### Problem
Give the number of lines in the records below that include "Июнь", and nothing more.

### Dataset excerpts
++++++++

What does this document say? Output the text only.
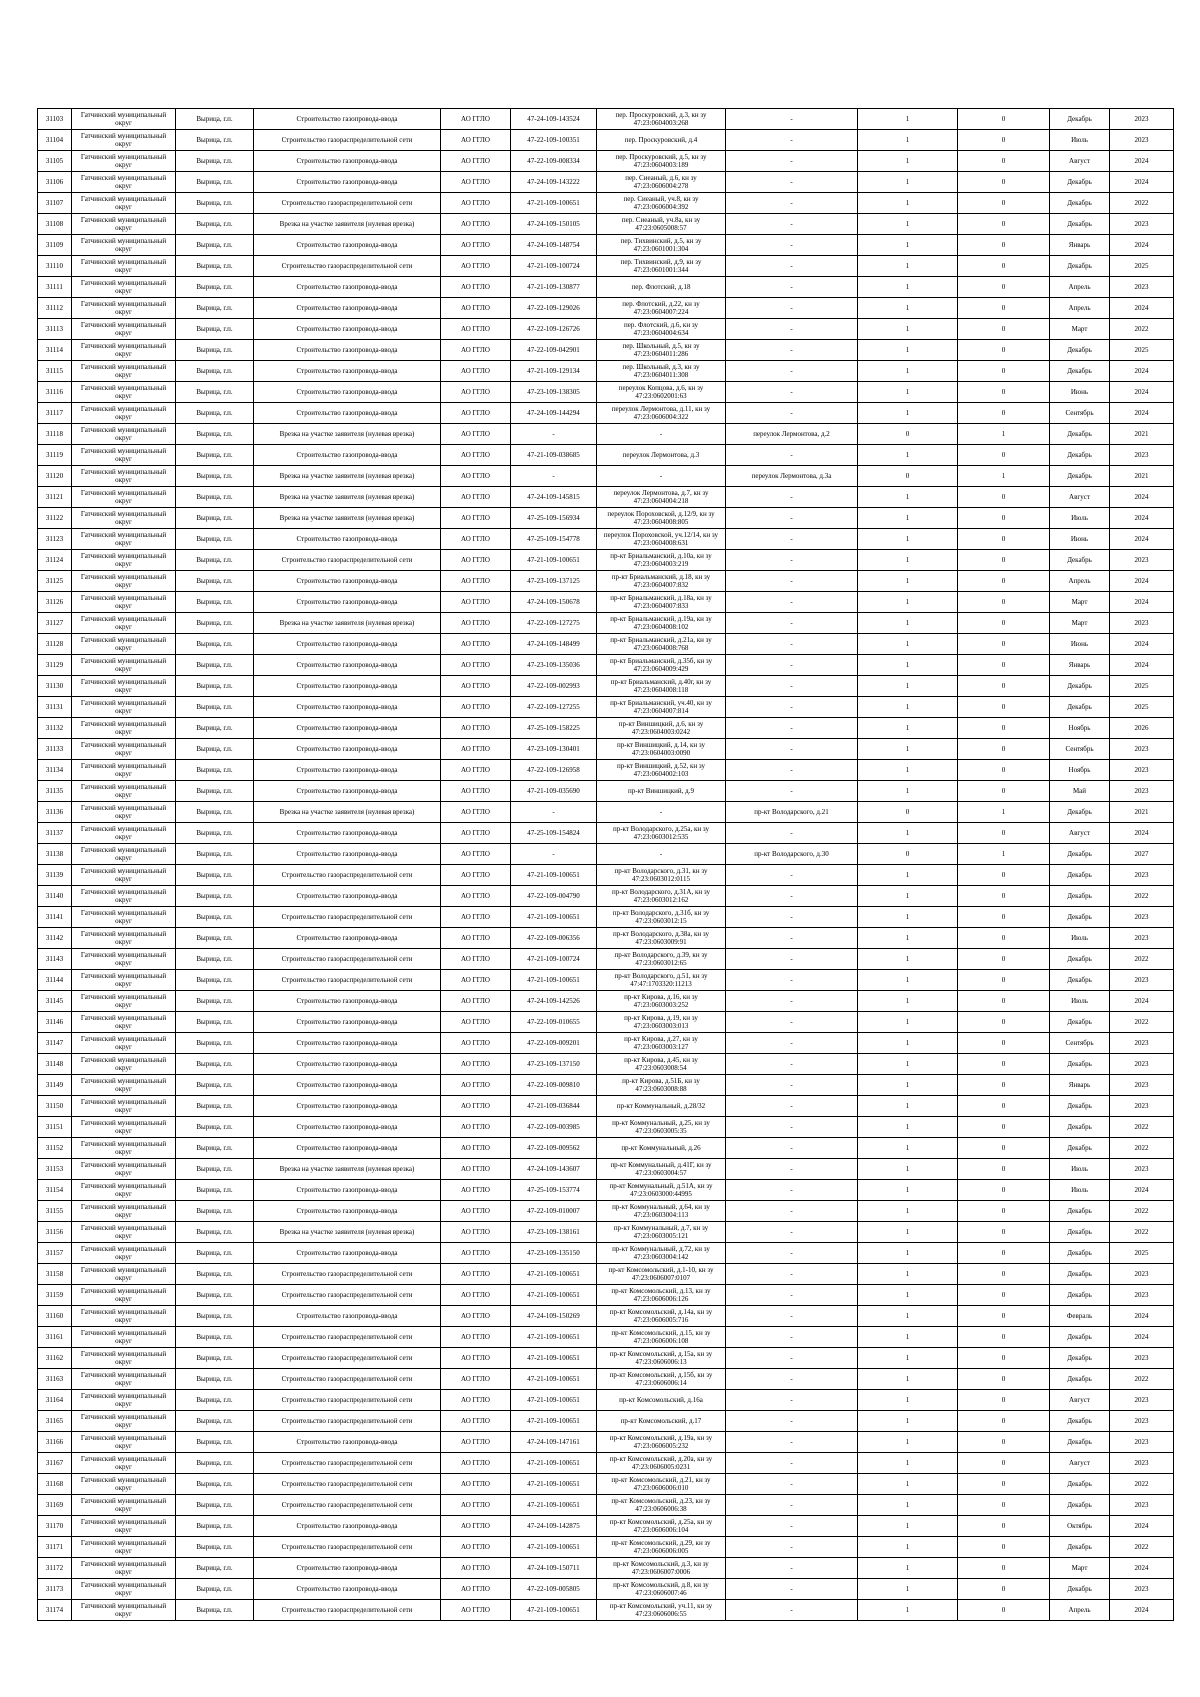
31103	Гатчинский муниципальный округ	Вырица, г.п.	Строительство газопровода-ввода	АО ГГЛО	47-24-109-143524	пер. Проскуровский, д.3, кн зу 47:23:0604003:268	-	1	0	Декабрь	2023
31104	Гатчинский муниципальный округ	Вырица, г.п.	Строительство газораспределительной сети	АО ГГЛО	47-22-109-100351	пер. Проскуровский, д.4	-	1	0	Июль	2023
31105	Гатчинский муниципальный округ	Вырица, г.п.	Строительство газопровода-ввода	АО ГГЛО	47-22-109-008334	пер. Проскуровский, д.5, кн зу 47:23:0604003:189	-	1	0	Август	2024
31106	Гатчинский муниципальный округ	Вырица, г.п.	Строительство газопровода-ввода	АО ГГЛО	47-24-109-143222	пер. Сиеаный, д.6, кн зу 47:23:0606004:278	-	1	0	Декабрь	2024
31107	Гатчинский муниципальный округ	Вырица, г.п.	Строительство газораспределительной сети	АО ГГЛО	47-21-109-100651	пер. Сиеаный, уч.8, кн зу 47:23:0606004:392	-	1	0	Декабрь	2022
31108	Гатчинский муниципальный округ	Вырица, г.п.	Врезка на участке заявителя (нулевая врезка)	АО ГГЛО	47-24-109-150105	пер. Сиеаный, уч.8а, кн зу 47:23:0605008:57	-	1	0	Декабрь	2023
31109	Гатчинский муниципальный округ	Вырица, г.п.	Строительство газопровода-ввода	АО ГГЛО	47-24-109-148754	пер. Тихвинский, д.5, кн зу 47:23:0601001:304	-	1	0	Январь	2024
31110	Гатчинский муниципальный округ	Вырица, г.п.	Строительство газораспределительной сети	АО ГГЛО	47-21-109-100724	пер. Тихвинский, д.9, кн зу 47:23:0601001:344	-	1	0	Декабрь	2025
31111	Гатчинский муниципальный округ	Вырица, г.п.	Строительство газопровода-ввода	АО ГГЛО	47-21-109-130877	пер. Флотский, д.18	-	1	0	Апрель	2023
31112	Гатчинский муниципальный округ	Вырица, г.п.	Строительство газопровода-ввода	АО ГГЛО	47-22-109-129026	пер. Флотский, д.22, кн зу 47:23:0604007:224	-	1	0	Апрель	2024
31113	Гатчинский муниципальный округ	Вырица, г.п.	Строительство газопровода-ввода	АО ГГЛО	47-22-109-126726	пер. Флотский, д.6, кн зу 47:23:0604004:634	-	1	0	Март	2022
31114	Гатчинский муниципальный округ	Вырица, г.п.	Строительство газопровода-ввода	АО ГГЛО	47-22-109-042901	пер. Школьный, д.5, кн зу 47:23:0604011:286	-	1	0	Декабрь	2025
31115	Гатчинский муниципальный округ	Вырица, г.п.	Строительство газопровода-ввода	АО ГГЛО	47-21-109-129134	пер. Школьный, д.3, кн зу 47:23:0604011:308	-	1	0	Декабрь	2024
31116	Гатчинский муниципальный округ	Вырица, г.п.	Строительство газопровода-ввода	АО ГГЛО	47-23-109-138305	переулок Копцова, д.6, кн зу 47:23:0602001:63	-	1	0	Июнь	2024
31117	Гатчинский муниципальный округ	Вырица, г.п.	Строительство газопровода-ввода	АО ГГЛО	47-24-109-144294	переулок Лермонтова, д.11, кн зу 47:23:0606004:322	-	1	0	Сентябрь	2024
31118	Гатчинский муниципальный округ	Вырица, г.п.	Врезка на участке заявителя (нулевая врезка)	АО ГГЛО	-	-	переулок Лермонтова, д.2	0	1	Декабрь	2021
31119	Гатчинский муниципальный округ	Вырица, г.п.	Строительство газопровода-ввода	АО ГГЛО	47-21-109-038685	переулок Лермонтова, д.3	-	1	0	Декабрь	2023
31120	Гатчинский муниципальный округ	Вырица, г.п.	Врезка на участке заявителя (нулевая врезка)	АО ГГЛО	-	-	переулок Лермонтова, д.3а	0	1	Декабрь	2021
31121	Гатчинский муниципальный округ	Вырица, г.п.	Врезка на участке заявителя (нулевая врезка)	АО ГГЛО	47-24-109-145815	переулок Лермонтова, д.7, кн зу 47:23:0604004:218	-	1	0	Август	2024
31122	Гатчинский муниципальный округ	Вырица, г.п.	Врезка на участке заявителя (нулевая врезка)	АО ГГЛО	47-25-109-156934	переулок Пороховской, д.12/9, кн зу 47:23:0604008:805	-	1	0	Июль	2024
31123	Гатчинский муниципальный округ	Вырица, г.п.	Строительство газопровода-ввода	АО ГГЛО	47-25-109-154778	переулок Пороховской, уч.12/14, кн зу 47:23:0604008:631	-	1	0	Июнь	2024
31124	Гатчинский муниципальный округ	Вырица, г.п.	Строительство газораспределительной сети	АО ГГЛО	47-21-109-100651	пр-кт Бриальманский, д.10а, кн зу 47:23:0604003:219	-	1	0	Декабрь	2023
31125	Гатчинский муниципальный округ	Вырица, г.п.	Строительство газопровода-ввода	АО ГГЛО	47-23-109-137125	пр-кт Бриальманский, д.18, кн зу 47:23:0604007:832	-	1	0	Апрель	2024
31126	Гатчинский муниципальный округ	Вырица, г.п.	Строительство газопровода-ввода	АО ГГЛО	47-24-109-150678	пр-кт Бриальманский, д.18а, кн зу 47:23:0604007:833	-	1	0	Март	2024
31127	Гатчинский муниципальный округ	Вырица, г.п.	Врезка на участке заявителя (нулевая врезка)	АО ГГЛО	47-22-109-127275	пр-кт Бриальманский, д.19а, кн зу 47:23:0604008:102	-	1	0	Март	2023
31128	Гатчинский муниципальный округ	Вырица, г.п.	Строительство газопровода-ввода	АО ГГЛО	47-24-109-148499	пр-кт Бриальманский, д.21а, кн зу 47:23:0604008:768	-	1	0	Июнь	2024
31129	Гатчинский муниципальный округ	Вырица, г.п.	Строительство газопровода-ввода	АО ГГЛО	47-23-109-135036	пр-кт Бриальманский, д.35б, кн зу 47:23:0604009:429	-	1	0	Январь	2024
31130	Гатчинский муниципальный округ	Вырица, г.п.	Строительство газопровода-ввода	АО ГГЛО	47-22-109-002993	пр-кт Бриальманский, д.40г, кн зу 47:23:0604008:118	-	1	0	Декабрь	2025
31131	Гатчинский муниципальный округ	Вырица, г.п.	Строительство газопровода-ввода	АО ГГЛО	47-22-109-127255	пр-кт Бриальманский, уч.40, кн зу 47:23:0604007:814	-	1	0	Декабрь	2025
31132	Гатчинский муниципальный округ	Вырица, г.п.	Строительство газопровода-ввода	АО ГГЛО	47-25-109-158225	пр-кт Виншицкий, д.6, кн зу 47:23:0604003:0242	-	1	0	Ноябрь	2026
31133	Гатчинский муниципальный округ	Вырица, г.п.	Строительство газопровода-ввода	АО ГГЛО	47-23-109-130401	пр-кт Виншицкий, д.14, кн зу 47:23:0604003:0090	-	1	0	Сентябрь	2023
31134	Гатчинский муниципальный округ	Вырица, г.п.	Строительство газопровода-ввода	АО ГГЛО	47-22-109-126958	пр-кт Виншицкий, д.52, кн зу 47:23:0604002:103	-	1	0	Ноябрь	2023
31135	Гатчинский муниципальный округ	Вырица, г.п.	Строительство газопровода-ввода	АО ГГЛО	47-21-109-035690	пр-кт Виншицкий, д.9	-	1	0	Май	2023
31136	Гатчинский муниципальный округ	Вырица, г.п.	Врезка на участке заявителя (нулевая врезка)	АО ГГЛО	-	-	пр-кт Володарского, д.21	0	1	Декабрь	2021
31137	Гатчинский муниципальный округ	Вырица, г.п.	Строительство газопровода-ввода	АО ГГЛО	47-25-109-154824	пр-кт Володарского, д.25а, кн зу 47:23:0603012:535	-	1	0	Август	2024
31138	Гатчинский муниципальный округ	Вырица, г.п.	Строительство газопровода-ввода	АО ГГЛО	-	-	пр-кт Володарского, д.30	0	1	Декабрь	2027
31139	Гатчинский муниципальный округ	Вырица, г.п.	Строительство газораспределительной сети	АО ГГЛО	47-21-109-100651	пр-кт Володарского, д.31, кн зу 47:23:0603012:0115	-	1	0	Декабрь	2023
31140	Гатчинский муниципальный округ	Вырица, г.п.	Строительство газопровода-ввода	АО ГГЛО	47-22-109-004790	пр-кт Володарского, д.31А, кн зу 47:23:0603012:162	-	1	0	Декабрь	2022
31141	Гатчинский муниципальный округ	Вырица, г.п.	Строительство газораспределительной сети	АО ГГЛО	47-21-109-100651	пр-кт Володарского, д.31б, кн зу 47:23:0603012:15	-	1	0	Декабрь	2023
31142	Гатчинский муниципальный округ	Вырица, г.п.	Строительство газопровода-ввода	АО ГГЛО	47-22-109-006356	пр-кт Володарского, д.38а, кн зу 47:23:0603009:91	-	1	0	Июль	2023
31143	Гатчинский муниципальный округ	Вырица, г.п.	Строительство газораспределительной сети	АО ГГЛО	47-21-109-100724	пр-кт Володарского, д.39, кн зу 47:23:0603012:65	-	1	0	Декабрь	2022
31144	Гатчинский муниципальный округ	Вырица, г.п.	Строительство газораспределительной сети	АО ГГЛО	47-21-109-100651	пр-кт Володарского, д.51, кн зу 47:47:1703320:11213	-	1	0	Декабрь	2023
31145	Гатчинский муниципальный округ	Вырица, г.п.	Строительство газопровода-ввода	АО ГГЛО	47-24-109-142526	пр-кт Кирова, д.16, кн зу 47:23:0603003:252	-	1	0	Июль	2024
31146	Гатчинский муниципальный округ	Вырица, г.п.	Строительство газопровода-ввода	АО ГГЛО	47-22-109-010655	пр-кт Кирова, д.19, кн зу 47:23:0603003:013	-	1	0	Декабрь	2022
31147	Гатчинский муниципальный округ	Вырица, г.п.	Строительство газопровода-ввода	АО ГГЛО	47-22-109-009201	пр-кт Кирова, д.27, кн зу 47:23:0603003:127	-	1	0	Сентябрь	2023
31148	Гатчинский муниципальный округ	Вырица, г.п.	Строительство газопровода-ввода	АО ГГЛО	47-23-109-137150	пр-кт Кирова, д.45, кн зу 47:23:0603008:54	-	1	0	Декабрь	2023
31149	Гатчинский муниципальный округ	Вырица, г.п.	Строительство газопровода-ввода	АО ГГЛО	47-22-109-009810	пр-кт Кирова, д.51Б, кн зу 47:23:0603008:88	-	1	0	Январь	2023
31150	Гатчинский муниципальный округ	Вырица, г.п.	Строительство газопровода-ввода	АО ГГЛО	47-21-109-036844	пр-кт Коммунальный, д.28/32	-	1	0	Декабрь	2023
31151	Гатчинский муниципальный округ	Вырица, г.п.	Строительство газопровода-ввода	АО ГГЛО	47-22-109-003985	пр-кт Коммунальный, д.25, кн зу 47:23:0603005:35	-	1	0	Декабрь	2022
31152	Гатчинский муниципальный округ	Вырица, г.п.	Строительство газопровода-ввода	АО ГГЛО	47-22-109-009562	пр-кт Коммунальный, д.26	-	1	0	Декабрь	2022
31153	Гатчинский муниципальный округ	Вырица, г.п.	Врезка на участке заявителя (нулевая врезка)	АО ГГЛО	47-24-109-143607	пр-кт Коммунальный, д.41Г, кн зу 47:23:0603004:57	-	1	0	Июль	2023
31154	Гатчинский муниципальный округ	Вырица, г.п.	Строительство газопровода-ввода	АО ГГЛО	47-25-109-153774	пр-кт Коммунальный, д.51А, кн зу 47:23:0603000:44995	-	1	0	Июль	2024
31155	Гатчинский муниципальный округ	Вырица, г.п.	Строительство газопровода-ввода	АО ГГЛО	47-22-109-010007	пр-кт Коммунальный, д.64, кн зу 47:23:0603004:113	-	1	0	Декабрь	2022
31156	Гатчинский муниципальный округ	Вырица, г.п.	Врезка на участке заявителя (нулевая врезка)	АО ГГЛО	47-23-109-138161	пр-кт Коммунальный, д.7, кн зу 47:23:0603005:121	-	1	0	Декабрь	2022
31157	Гатчинский муниципальный округ	Вырица, г.п.	Строительство газопровода-ввода	АО ГГЛО	47-23-109-135150	пр-кт Коммунальный, д.72, кн зу 47:23:0603004:142	-	1	0	Декабрь	2025
31158	Гатчинский муниципальный округ	Вырица, г.п.	Строительство газораспределительной сети	АО ГГЛО	47-21-109-100651	пр-кт Комсомольский, д.1-10, кн зу 47:23:0606007:0107	-	1	0	Декабрь	2023
31159	Гатчинский муниципальный округ	Вырица, г.п.	Строительство газораспределительной сети	АО ГГЛО	47-21-109-100651	пр-кт Комсомольский, д.13, кн зу 47:23:0606006:126	-	1	0	Декабрь	2023
31160	Гатчинский муниципальный округ	Вырица, г.п.	Строительство газопровода-ввода	АО ГГЛО	47-24-109-150269	пр-кт Комсомольский, д.14а, кн зу 47:23:0606005:716	-	1	0	Февраль	2024
31161	Гатчинский муниципальный округ	Вырица, г.п.	Строительство газораспределительной сети	АО ГГЛО	47-21-109-100651	пр-кт Комсомольский, д.15, кн зу 47:23:0606006:108	-	1	0	Декабрь	2024
31162	Гатчинский муниципальный округ	Вырица, г.п.	Строительство газораспределительной сети	АО ГГЛО	47-21-109-100651	пр-кт Комсомольский, д.15а, кн зу 47:23:0606006:13	-	1	0	Декабрь	2023
31163	Гатчинский муниципальный округ	Вырица, г.п.	Строительство газораспределительной сети	АО ГГЛО	47-21-109-100651	пр-кт Комсомольский, д.15б, кн зу 47:23:0606006:14	-	1	0	Декабрь	2022
31164	Гатчинский муниципальный округ	Вырица, г.п.	Строительство газораспределительной сети	АО ГГЛО	47-21-109-100651	пр-кт Комсомольский, д.16а	-	1	0	Август	2023
31165	Гатчинский муниципальный округ	Вырица, г.п.	Строительство газораспределительной сети	АО ГГЛО	47-21-109-100651	пр-кт Комсомольский, д.17	-	1	0	Декабрь	2023
31166	Гатчинский муниципальный округ	Вырица, г.п.	Строительство газопровода-ввода	АО ГГЛО	47-24-109-147161	пр-кт Комсомольский, д.19а, кн зу 47:23:0606005:232	-	1	0	Декабрь	2023
31167	Гатчинский муниципальный округ	Вырица, г.п.	Строительство газораспределительной сети	АО ГГЛО	47-21-109-100651	пр-кт Комсомольский, д.20а, кн зу 47:23:0606005:0231	-	1	0	Август	2023
31168	Гатчинский муниципальный округ	Вырица, г.п.	Строительство газораспределительной сети	АО ГГЛО	47-21-109-100651	пр-кт Комсомольский, д.21, кн зу 47:23:0606006:010	-	1	0	Декабрь	2022
31169	Гатчинский муниципальный округ	Вырица, г.п.	Строительство газораспределительной сети	АО ГГЛО	47-21-109-100651	пр-кт Комсомольский, д.23, кн зу 47:23:0606006:38	-	1	0	Декабрь	2023
31170	Гатчинский муниципальный округ	Вырица, г.п.	Строительство газопровода-ввода	АО ГГЛО	47-24-109-142875	пр-кт Комсомольский, д.25а, кн зу 47:23:0606006:104	-	1	0	Октябрь	2024
31171	Гатчинский муниципальный округ	Вырица, г.п.	Строительство газораспределительной сети	АО ГГЛО	47-21-109-100651	пр-кт Комсомольский, д.29, кн зу 47:23:0606006:005	-	1	0	Декабрь	2022
31172	Гатчинский муниципальный округ	Вырица, г.п.	Строительство газопровода-ввода	АО ГГЛО	47-24-109-150711	пр-кт Комсомольский, д.3, кн зу 47:23:0606007:0006	-	1	0	Март	2024
31173	Гатчинский муниципальный округ	Вырица, г.п.	Строительство газопровода-ввода	АО ГГЛО	47-22-109-005805	пр-кт Комсомольский, д.8, кн зу 47:23:0606007:46	-	1	0	Декабрь	2023
31174	Гатчинский муниципальный округ	Вырица, г.п.	Строительство газораспределительной сети	АО ГГЛО	47-21-109-100651	пр-кт Комсомольский, уч.11, кн зу 47:23:0606006:55	-	1	0	Апрель	2024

++++++++

### Answer
3